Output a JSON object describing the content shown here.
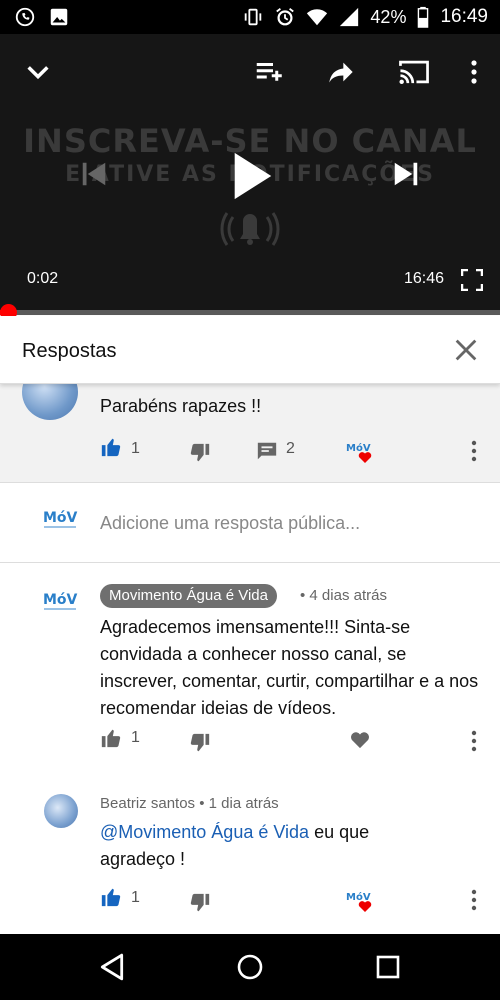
{
  "status_bar": {
    "battery": "42%",
    "time": "16:49",
    "icons": [
      "whatsapp-icon",
      "gallery-icon",
      "vibrate-icon",
      "alarm-icon",
      "wifi-icon",
      "signal-icon",
      "battery-icon"
    ]
  },
  "player": {
    "overlay_line1": "INSCREVA-SE NO CANAL",
    "overlay_line2": "E ATIVE AS NOTIFICAÇÕES",
    "current_time": "0:02",
    "duration": "16:46",
    "progress_fraction": 0.002,
    "accent_color": "#ff0000"
  },
  "sheet": {
    "title": "Respostas"
  },
  "parent_comment": {
    "text": "Parabéns  rapazes !!",
    "likes": "1",
    "replies": "2"
  },
  "add_reply": {
    "placeholder": "Adicione uma resposta pública..."
  },
  "replies": [
    {
      "author": "Movimento Água é Vida",
      "time": "• 4 dias atrás",
      "text": "Agradecemos imensamente!!! Sinta-se convidada a conhecer nosso canal, se inscrever, comentar, curtir, compartilhar e a nos recomendar ideias de vídeos.",
      "likes": "1"
    },
    {
      "author": "Beatriz santos",
      "time": "• 1 dia atrás",
      "mention": "@Movimento Água é Vida",
      "text": " eu que agradeço  !",
      "likes": "1"
    }
  ],
  "channel_logo_text": "MóV"
}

* [Objective]: Pull out each line holding the string "Água".

* [Solution to this task]:
      "author": "Movimento Água é Vida",
      "mention": "@Movimento Água é Vida",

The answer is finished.